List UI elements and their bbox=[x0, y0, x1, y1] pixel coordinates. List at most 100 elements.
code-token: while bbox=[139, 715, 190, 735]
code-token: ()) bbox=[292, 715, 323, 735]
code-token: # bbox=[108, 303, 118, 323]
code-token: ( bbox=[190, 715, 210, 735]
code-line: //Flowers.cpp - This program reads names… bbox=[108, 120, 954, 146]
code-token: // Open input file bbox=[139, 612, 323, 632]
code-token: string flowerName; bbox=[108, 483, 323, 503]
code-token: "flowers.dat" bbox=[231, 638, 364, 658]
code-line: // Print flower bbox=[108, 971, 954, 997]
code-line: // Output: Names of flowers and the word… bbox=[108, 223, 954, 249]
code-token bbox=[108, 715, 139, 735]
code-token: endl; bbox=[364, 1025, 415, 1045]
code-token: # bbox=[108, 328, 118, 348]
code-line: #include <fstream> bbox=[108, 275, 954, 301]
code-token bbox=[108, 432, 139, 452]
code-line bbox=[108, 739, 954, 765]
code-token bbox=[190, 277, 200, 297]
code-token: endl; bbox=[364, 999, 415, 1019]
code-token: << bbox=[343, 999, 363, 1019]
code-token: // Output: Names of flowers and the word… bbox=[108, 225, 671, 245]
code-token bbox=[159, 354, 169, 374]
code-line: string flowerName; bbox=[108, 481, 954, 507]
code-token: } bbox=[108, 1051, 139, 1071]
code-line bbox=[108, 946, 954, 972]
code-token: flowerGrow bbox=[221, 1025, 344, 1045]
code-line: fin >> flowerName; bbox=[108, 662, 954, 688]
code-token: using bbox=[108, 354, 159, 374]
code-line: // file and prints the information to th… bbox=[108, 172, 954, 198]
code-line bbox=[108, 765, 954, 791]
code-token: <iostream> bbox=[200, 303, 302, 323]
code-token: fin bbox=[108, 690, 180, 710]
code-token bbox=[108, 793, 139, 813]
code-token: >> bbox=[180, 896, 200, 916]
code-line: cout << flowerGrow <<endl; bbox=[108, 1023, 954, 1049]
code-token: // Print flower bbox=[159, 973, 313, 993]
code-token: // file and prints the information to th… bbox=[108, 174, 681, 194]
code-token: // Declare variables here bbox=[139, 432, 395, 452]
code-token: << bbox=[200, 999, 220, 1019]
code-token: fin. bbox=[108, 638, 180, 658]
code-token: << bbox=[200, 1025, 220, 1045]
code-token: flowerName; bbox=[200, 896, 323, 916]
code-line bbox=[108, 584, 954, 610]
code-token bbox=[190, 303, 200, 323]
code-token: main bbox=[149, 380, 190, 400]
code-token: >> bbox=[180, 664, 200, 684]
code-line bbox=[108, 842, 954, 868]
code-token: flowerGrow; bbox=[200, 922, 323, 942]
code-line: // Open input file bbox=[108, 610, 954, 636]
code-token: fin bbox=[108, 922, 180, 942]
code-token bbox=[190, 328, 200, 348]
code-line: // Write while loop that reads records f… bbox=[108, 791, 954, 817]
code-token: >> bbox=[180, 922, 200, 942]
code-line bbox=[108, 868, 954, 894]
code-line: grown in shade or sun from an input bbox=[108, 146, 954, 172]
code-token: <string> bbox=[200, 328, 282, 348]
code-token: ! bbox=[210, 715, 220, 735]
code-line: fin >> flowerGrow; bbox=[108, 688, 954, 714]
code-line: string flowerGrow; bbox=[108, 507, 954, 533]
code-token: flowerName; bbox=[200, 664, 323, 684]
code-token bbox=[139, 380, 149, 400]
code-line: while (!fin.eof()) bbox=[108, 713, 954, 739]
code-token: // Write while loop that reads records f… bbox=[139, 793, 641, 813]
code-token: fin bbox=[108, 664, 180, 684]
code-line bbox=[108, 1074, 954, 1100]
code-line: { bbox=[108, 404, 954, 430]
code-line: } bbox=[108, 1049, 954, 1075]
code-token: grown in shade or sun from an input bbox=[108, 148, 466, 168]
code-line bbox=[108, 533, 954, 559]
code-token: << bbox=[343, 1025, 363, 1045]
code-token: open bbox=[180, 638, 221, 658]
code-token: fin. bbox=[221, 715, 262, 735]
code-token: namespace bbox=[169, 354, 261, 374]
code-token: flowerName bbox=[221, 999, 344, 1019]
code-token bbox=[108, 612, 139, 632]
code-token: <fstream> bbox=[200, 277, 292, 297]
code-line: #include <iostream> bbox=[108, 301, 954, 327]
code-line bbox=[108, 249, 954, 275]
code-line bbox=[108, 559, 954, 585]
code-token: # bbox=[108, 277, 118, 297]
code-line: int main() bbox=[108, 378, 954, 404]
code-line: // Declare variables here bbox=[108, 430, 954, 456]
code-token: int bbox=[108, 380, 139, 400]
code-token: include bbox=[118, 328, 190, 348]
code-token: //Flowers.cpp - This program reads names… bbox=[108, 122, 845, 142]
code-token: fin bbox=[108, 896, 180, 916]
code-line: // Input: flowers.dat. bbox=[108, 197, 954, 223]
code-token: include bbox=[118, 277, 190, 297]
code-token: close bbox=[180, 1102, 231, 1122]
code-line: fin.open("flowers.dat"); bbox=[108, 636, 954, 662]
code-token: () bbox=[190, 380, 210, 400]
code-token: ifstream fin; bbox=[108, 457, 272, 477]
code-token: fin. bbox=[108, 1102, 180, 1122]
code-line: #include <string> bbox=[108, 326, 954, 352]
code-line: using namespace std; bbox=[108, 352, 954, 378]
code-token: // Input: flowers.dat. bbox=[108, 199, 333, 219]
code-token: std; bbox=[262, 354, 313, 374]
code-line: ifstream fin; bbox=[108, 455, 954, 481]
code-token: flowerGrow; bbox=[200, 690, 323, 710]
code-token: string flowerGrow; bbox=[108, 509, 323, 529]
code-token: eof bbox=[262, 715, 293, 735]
· · · · · · ·
AIM = Arrange everything from the first row down to the row containing "code-token: // Open", both included, as a numbered list with no blank lines.

THE OUTPUT =
1. List UI elements and their bbox=[x0, y0, x1, y1] pixel coordinates. List at most 100 elements.
2. code-token: while bbox=[139, 715, 190, 735]
3. code-token: ()) bbox=[292, 715, 323, 735]
4. code-token: # bbox=[108, 303, 118, 323]
5. code-token: ( bbox=[190, 715, 210, 735]
6. code-line: //Flowers.cpp - This program reads names… bbox=[108, 120, 954, 146]
7. code-token: // Open input file bbox=[139, 612, 323, 632]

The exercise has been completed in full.